*Article*
:::::

Most tenants do not have the knowledge nor the time to efficiently review a lease or a CAM reconciliation. That is why finding the right tenant representation broker who offers a single source of accountability to aggressively negotiate your lease terms while maximizing your profitability and reducing your operating costs to create flexibility is crucial. A thorough review of your lease before and during your lease term is worth its time in gold. A few suggestions are: (i) review the history of the building’s CAM charges prior to occupancy; (ii) confirm the base year stated in your lease (make sure no obligation to pay for expenses during the base year and variable expenses are subject to a “gross up” to reflect the full amount of operating expenses as if the building had been 100% occupied); and (iii) insert a ‘cap’ on operating expenses in your lease.

:::::

*Instructions to follow*
Answer from the lease-review passage above:
1. What two things do most tenants lack for efficiently reviewing a lease or a CAM reconciliation?
2. What history should be reviewed prior to occupancy?
3. Variable expenses should be grossed up to reflect operating expenses as if the building had been how fully occupied?

*Data lines*
:::::

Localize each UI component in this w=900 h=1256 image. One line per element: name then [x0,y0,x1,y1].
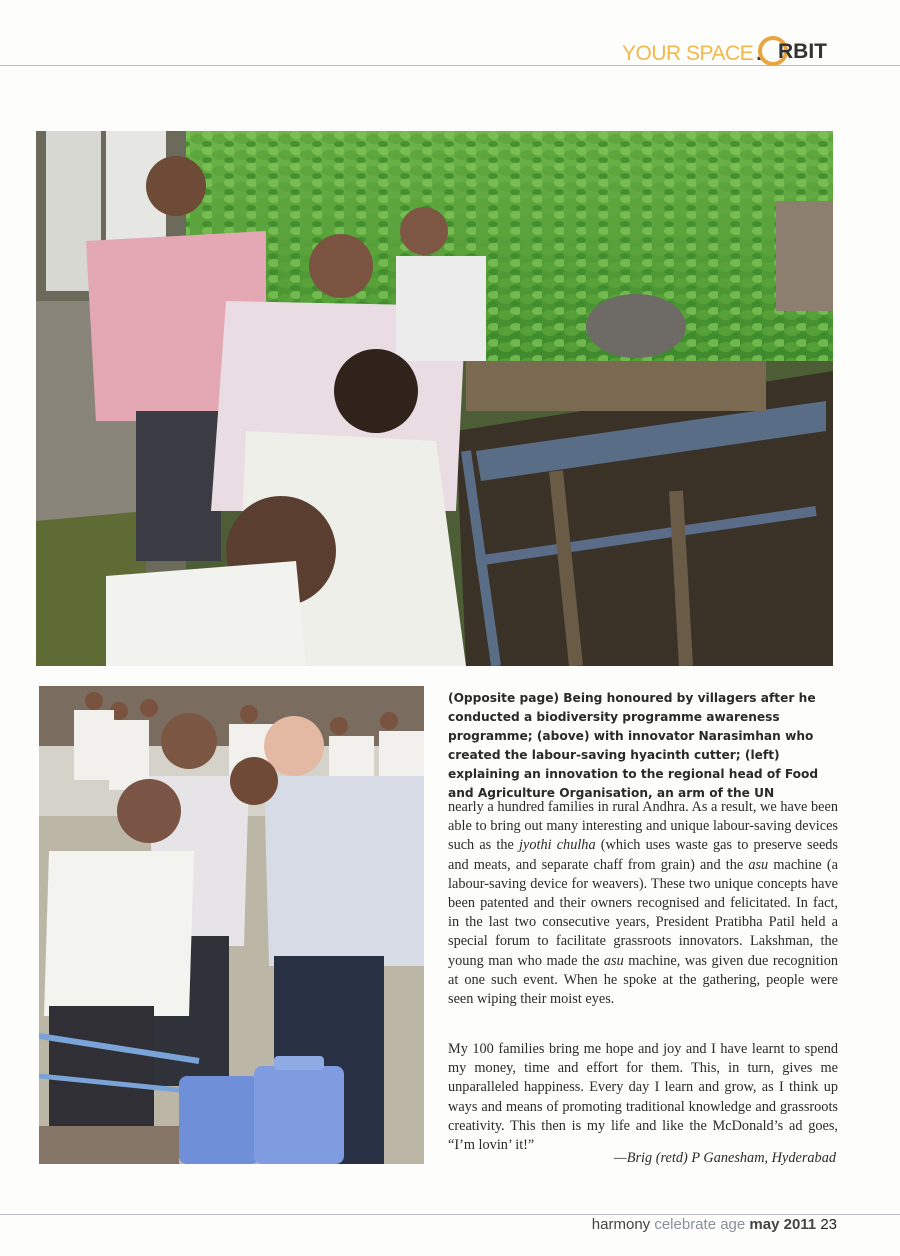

:::::

*Written response*
1. The knowledge and the time.
2. The history of the building's CAM charges.
3. 100% occupied.